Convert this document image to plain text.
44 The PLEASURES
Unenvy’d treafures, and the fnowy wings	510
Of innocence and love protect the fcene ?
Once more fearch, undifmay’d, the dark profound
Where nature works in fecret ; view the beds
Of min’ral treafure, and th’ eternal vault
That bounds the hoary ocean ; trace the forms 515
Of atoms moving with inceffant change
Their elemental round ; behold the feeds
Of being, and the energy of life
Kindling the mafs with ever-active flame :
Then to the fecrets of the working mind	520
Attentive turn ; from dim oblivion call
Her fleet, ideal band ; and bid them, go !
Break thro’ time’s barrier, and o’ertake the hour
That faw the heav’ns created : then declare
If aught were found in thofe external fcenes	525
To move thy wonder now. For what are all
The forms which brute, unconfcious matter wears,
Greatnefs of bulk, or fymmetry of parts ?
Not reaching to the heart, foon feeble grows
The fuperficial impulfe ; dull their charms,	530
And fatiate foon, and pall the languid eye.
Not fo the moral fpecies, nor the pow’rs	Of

+--

* **SHORT TASK**
Pull every line containing "That" out of the data above.

* **CORRECT RESULT**
That bounds the hoary ocean ; trace the forms 515
That faw the heav’ns created : then declare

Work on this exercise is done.